**Task instructions:**
Tally the lines holding the word "Civil" and state the count by itself.

**Record list:**

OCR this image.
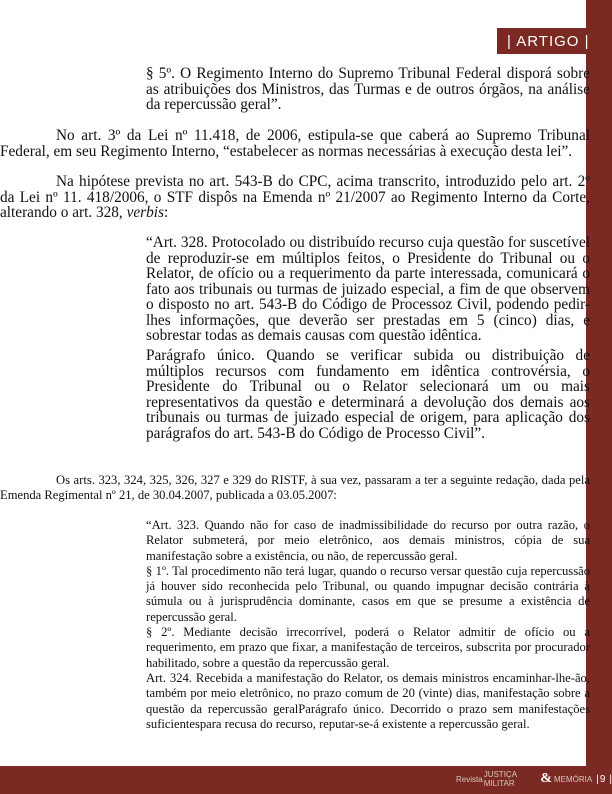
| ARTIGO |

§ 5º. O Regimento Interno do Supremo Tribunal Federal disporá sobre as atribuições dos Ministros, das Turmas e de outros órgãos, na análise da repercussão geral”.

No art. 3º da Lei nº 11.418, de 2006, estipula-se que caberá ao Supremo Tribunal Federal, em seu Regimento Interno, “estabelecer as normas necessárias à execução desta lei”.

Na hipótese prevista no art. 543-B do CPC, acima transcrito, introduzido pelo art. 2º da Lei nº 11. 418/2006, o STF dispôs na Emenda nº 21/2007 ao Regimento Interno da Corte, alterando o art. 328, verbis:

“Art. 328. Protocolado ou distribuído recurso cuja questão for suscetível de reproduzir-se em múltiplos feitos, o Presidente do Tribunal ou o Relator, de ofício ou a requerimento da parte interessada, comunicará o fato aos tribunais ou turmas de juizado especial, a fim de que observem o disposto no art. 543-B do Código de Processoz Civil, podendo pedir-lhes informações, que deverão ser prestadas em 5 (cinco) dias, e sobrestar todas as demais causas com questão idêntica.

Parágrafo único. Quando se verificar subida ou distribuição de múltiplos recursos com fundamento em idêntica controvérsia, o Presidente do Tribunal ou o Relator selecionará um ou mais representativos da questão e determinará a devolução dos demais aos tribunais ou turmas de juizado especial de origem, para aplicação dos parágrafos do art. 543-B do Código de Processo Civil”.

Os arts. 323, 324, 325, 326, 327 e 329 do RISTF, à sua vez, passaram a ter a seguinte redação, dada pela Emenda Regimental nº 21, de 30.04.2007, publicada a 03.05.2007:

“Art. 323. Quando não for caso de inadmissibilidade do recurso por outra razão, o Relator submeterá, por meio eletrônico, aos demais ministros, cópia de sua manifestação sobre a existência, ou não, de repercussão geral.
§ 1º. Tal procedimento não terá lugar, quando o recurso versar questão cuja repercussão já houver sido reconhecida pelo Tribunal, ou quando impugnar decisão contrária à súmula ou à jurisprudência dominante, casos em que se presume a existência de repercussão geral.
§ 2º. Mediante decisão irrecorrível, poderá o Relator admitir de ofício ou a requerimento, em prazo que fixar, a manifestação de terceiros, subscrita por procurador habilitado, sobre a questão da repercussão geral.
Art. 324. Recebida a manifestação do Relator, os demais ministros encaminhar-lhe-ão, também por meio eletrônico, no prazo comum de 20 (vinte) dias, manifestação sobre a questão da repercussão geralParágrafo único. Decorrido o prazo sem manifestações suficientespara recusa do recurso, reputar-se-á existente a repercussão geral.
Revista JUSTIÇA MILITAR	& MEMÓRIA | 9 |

**Written answer:**
2